■ **WRITTEN PROBLEM**:
Select all lines in the records that include "między".

■ **PROVIDED ENTRIES**:

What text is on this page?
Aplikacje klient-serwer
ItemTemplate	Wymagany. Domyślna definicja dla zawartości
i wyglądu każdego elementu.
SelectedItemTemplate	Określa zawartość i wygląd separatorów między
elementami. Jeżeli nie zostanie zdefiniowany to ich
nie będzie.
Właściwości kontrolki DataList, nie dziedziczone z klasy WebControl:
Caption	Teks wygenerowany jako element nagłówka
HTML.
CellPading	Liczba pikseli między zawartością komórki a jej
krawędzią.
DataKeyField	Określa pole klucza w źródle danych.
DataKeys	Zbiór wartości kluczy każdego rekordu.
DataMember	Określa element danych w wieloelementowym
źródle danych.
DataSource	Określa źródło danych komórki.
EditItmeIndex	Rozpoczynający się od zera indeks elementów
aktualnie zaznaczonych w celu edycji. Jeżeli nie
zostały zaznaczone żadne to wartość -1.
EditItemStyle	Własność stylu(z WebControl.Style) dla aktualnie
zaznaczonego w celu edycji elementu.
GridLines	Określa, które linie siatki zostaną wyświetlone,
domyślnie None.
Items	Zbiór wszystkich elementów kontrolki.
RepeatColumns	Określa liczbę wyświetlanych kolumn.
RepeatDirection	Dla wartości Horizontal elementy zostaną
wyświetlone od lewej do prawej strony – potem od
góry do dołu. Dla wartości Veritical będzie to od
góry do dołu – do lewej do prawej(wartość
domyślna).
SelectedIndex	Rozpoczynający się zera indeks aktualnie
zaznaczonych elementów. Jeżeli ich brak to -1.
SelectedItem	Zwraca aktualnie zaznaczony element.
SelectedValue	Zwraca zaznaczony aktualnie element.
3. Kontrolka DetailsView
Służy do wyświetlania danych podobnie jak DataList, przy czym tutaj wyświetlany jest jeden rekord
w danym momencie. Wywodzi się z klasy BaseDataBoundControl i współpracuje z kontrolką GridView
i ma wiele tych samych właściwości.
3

==

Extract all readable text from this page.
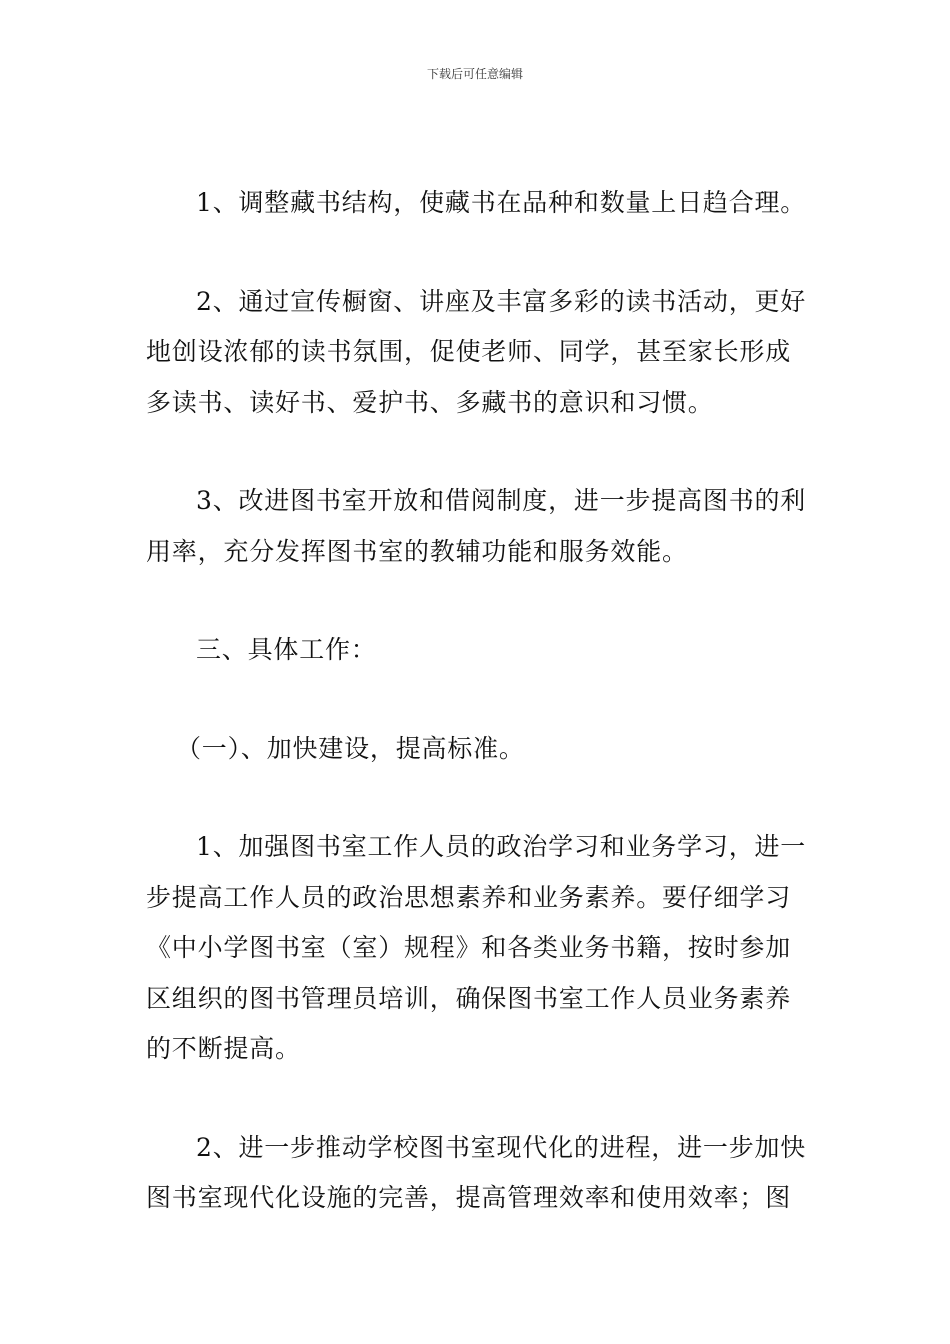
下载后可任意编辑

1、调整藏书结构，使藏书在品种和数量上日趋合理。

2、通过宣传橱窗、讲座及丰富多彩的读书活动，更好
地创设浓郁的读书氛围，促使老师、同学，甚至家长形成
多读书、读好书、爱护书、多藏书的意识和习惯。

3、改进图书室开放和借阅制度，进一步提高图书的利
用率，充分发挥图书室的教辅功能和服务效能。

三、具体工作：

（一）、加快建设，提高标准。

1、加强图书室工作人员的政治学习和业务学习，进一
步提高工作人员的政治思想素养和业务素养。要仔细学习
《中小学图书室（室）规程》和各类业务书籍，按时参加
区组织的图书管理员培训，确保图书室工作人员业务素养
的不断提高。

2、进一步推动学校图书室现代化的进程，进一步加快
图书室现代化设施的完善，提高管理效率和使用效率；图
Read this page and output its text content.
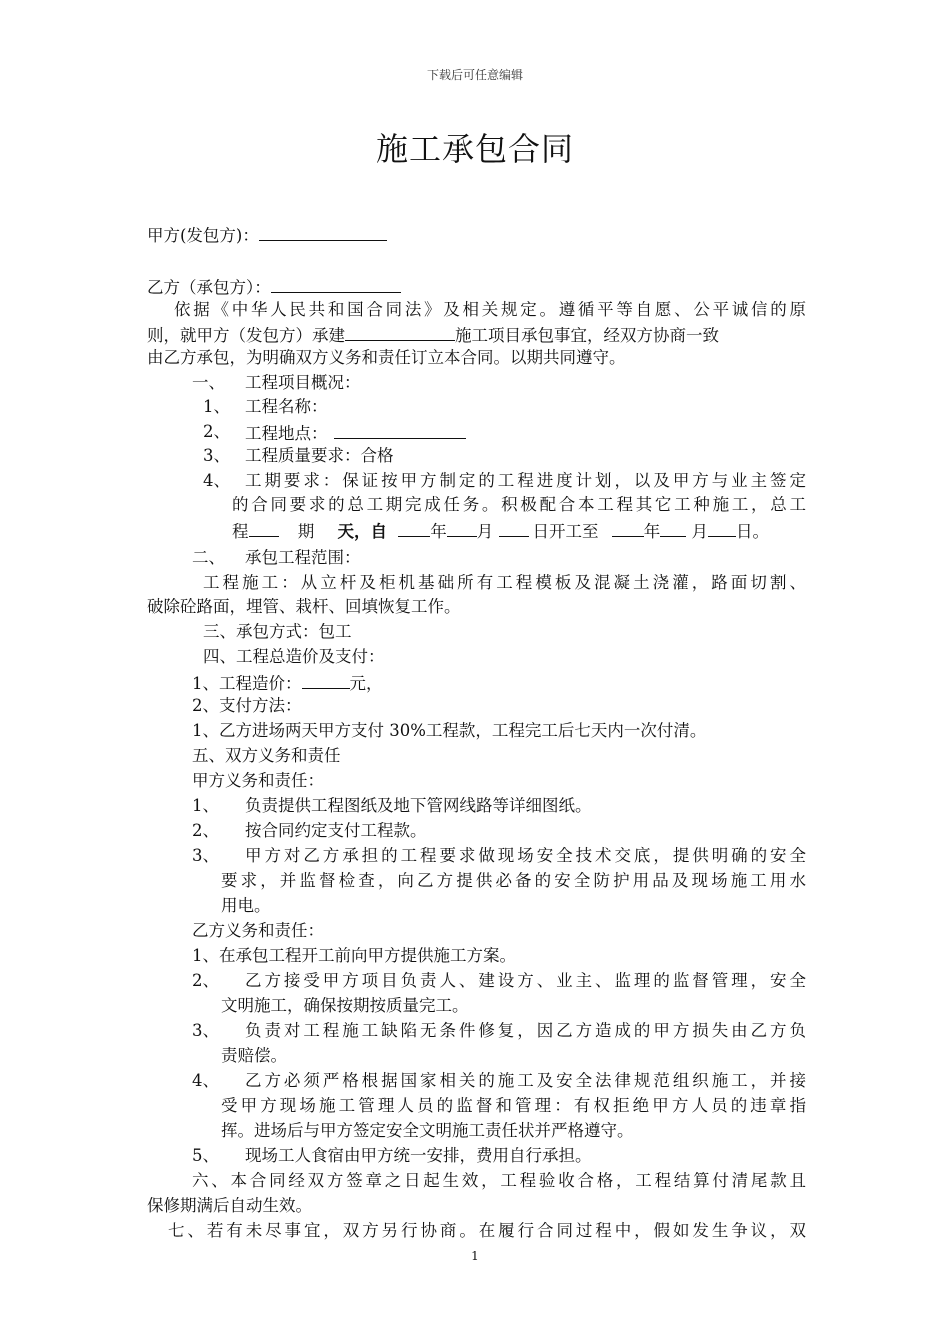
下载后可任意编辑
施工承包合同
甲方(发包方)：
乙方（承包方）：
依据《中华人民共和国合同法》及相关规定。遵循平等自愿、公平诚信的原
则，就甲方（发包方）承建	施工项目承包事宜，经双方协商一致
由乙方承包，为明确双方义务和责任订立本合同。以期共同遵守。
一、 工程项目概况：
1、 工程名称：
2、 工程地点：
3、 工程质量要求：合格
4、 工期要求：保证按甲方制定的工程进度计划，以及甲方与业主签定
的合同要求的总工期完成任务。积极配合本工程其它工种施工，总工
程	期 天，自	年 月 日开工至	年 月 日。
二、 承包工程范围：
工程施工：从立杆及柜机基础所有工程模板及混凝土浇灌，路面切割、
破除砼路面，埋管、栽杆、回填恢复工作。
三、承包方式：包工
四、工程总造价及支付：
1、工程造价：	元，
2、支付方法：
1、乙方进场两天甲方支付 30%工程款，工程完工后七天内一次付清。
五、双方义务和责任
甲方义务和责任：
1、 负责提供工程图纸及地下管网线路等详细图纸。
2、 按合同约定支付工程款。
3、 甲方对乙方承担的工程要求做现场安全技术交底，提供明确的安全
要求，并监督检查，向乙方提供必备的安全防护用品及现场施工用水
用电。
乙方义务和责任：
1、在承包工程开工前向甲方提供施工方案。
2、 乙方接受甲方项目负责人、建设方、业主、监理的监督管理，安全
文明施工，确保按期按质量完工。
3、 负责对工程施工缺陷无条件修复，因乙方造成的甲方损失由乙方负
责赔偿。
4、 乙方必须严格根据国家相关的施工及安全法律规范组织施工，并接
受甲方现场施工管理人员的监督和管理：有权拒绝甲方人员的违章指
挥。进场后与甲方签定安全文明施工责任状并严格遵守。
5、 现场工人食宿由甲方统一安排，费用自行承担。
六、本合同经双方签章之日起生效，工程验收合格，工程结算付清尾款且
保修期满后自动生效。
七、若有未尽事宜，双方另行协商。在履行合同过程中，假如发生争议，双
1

* * *

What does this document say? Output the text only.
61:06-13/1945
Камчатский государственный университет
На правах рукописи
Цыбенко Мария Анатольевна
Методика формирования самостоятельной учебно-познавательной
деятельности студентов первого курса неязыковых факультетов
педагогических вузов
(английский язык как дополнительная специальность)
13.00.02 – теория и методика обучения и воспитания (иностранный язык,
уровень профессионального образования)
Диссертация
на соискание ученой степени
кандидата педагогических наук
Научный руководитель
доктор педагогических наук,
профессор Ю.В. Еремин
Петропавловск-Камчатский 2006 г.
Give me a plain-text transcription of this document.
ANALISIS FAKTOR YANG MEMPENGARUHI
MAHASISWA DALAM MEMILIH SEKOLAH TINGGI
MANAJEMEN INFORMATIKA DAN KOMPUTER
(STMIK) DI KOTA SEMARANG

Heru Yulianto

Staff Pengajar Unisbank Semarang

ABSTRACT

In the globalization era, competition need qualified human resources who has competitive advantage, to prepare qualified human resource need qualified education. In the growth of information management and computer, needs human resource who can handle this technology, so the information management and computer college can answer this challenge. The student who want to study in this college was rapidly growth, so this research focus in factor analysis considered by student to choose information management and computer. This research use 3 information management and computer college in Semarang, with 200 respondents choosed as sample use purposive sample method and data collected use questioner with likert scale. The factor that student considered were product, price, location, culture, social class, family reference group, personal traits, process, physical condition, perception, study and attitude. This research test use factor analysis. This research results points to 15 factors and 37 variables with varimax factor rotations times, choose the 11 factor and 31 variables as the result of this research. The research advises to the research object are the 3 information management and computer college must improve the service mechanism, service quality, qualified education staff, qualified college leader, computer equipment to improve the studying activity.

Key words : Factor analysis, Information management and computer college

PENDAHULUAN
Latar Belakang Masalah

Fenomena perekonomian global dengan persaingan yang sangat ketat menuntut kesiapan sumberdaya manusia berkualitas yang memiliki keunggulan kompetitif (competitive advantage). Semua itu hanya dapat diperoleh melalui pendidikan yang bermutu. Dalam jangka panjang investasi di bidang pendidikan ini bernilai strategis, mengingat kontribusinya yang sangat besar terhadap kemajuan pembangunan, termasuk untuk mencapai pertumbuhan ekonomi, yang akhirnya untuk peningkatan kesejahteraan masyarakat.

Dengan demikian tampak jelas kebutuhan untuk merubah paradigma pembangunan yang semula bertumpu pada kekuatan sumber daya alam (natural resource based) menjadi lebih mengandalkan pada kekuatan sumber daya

■ **RESULT OF THE EXERCISE**:
SelectedItemTemplate	Określa zawartość i wygląd separatorów między
CellPading	Liczba pikseli między zawartością komórki a jej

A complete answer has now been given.